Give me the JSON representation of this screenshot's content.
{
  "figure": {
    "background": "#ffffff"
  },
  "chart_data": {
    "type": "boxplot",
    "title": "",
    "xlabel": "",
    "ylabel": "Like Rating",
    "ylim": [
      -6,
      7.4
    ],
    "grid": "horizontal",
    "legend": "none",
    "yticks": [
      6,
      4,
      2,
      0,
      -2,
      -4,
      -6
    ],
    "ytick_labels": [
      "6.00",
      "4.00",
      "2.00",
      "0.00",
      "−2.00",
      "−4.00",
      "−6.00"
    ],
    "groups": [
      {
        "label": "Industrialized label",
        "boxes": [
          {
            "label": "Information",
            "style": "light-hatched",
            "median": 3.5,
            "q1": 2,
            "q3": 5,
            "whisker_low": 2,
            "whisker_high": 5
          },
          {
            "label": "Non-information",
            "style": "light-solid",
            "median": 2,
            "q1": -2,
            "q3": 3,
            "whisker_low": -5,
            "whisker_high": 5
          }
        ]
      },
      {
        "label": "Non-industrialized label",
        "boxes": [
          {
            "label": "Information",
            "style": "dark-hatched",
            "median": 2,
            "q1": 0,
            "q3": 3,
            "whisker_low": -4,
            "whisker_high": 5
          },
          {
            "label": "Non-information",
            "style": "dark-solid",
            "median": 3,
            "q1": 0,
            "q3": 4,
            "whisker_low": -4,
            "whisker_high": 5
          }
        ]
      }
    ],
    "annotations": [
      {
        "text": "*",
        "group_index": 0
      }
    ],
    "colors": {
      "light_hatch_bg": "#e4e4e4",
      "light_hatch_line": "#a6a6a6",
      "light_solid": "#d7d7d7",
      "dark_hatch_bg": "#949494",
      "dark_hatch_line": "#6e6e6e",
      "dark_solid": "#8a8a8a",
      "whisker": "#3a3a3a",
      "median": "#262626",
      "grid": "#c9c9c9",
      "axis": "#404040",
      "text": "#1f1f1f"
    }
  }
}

* * * *

Using the listing above, please repeat every entry exactly.

Give me the JSON representation of this screenshot's content.
{
  "figure": {
    "background": "#ffffff"
  },
  "chart_data": {
    "type": "boxplot",
    "title": "",
    "xlabel": "",
    "ylabel": "Like Rating",
    "ylim": [
      -6,
      7.4
    ],
    "grid": "horizontal",
    "legend": "none",
    "yticks": [
      6,
      4,
      2,
      0,
      -2,
      -4,
      -6
    ],
    "ytick_labels": [
      "6.00",
      "4.00",
      "2.00",
      "0.00",
      "−2.00",
      "−4.00",
      "−6.00"
    ],
    "groups": [
      {
        "label": "Industrialized label",
        "boxes": [
          {
            "label": "Information",
            "style": "light-hatched",
            "median": 3.5,
            "q1": 2,
            "q3": 5,
            "whisker_low": 2,
            "whisker_high": 5
          },
          {
            "label": "Non-information",
            "style": "light-solid",
            "median": 2,
            "q1": -2,
            "q3": 3,
            "whisker_low": -5,
            "whisker_high": 5
          }
        ]
      },
      {
        "label": "Non-industrialized label",
        "boxes": [
          {
            "label": "Information",
            "style": "dark-hatched",
            "median": 2,
            "q1": 0,
            "q3": 3,
            "whisker_low": -4,
            "whisker_high": 5
          },
          {
            "label": "Non-information",
            "style": "dark-solid",
            "median": 3,
            "q1": 0,
            "q3": 4,
            "whisker_low": -4,
            "whisker_high": 5
          }
        ]
      }
    ],
    "annotations": [
      {
        "text": "*",
        "group_index": 0
      }
    ],
    "colors": {
      "light_hatch_bg": "#e4e4e4",
      "light_hatch_line": "#a6a6a6",
      "light_solid": "#d7d7d7",
      "dark_hatch_bg": "#949494",
      "dark_hatch_line": "#6e6e6e",
      "dark_solid": "#8a8a8a",
      "whisker": "#3a3a3a",
      "median": "#262626",
      "grid": "#c9c9c9",
      "axis": "#404040",
      "text": "#1f1f1f"
    }
  }
}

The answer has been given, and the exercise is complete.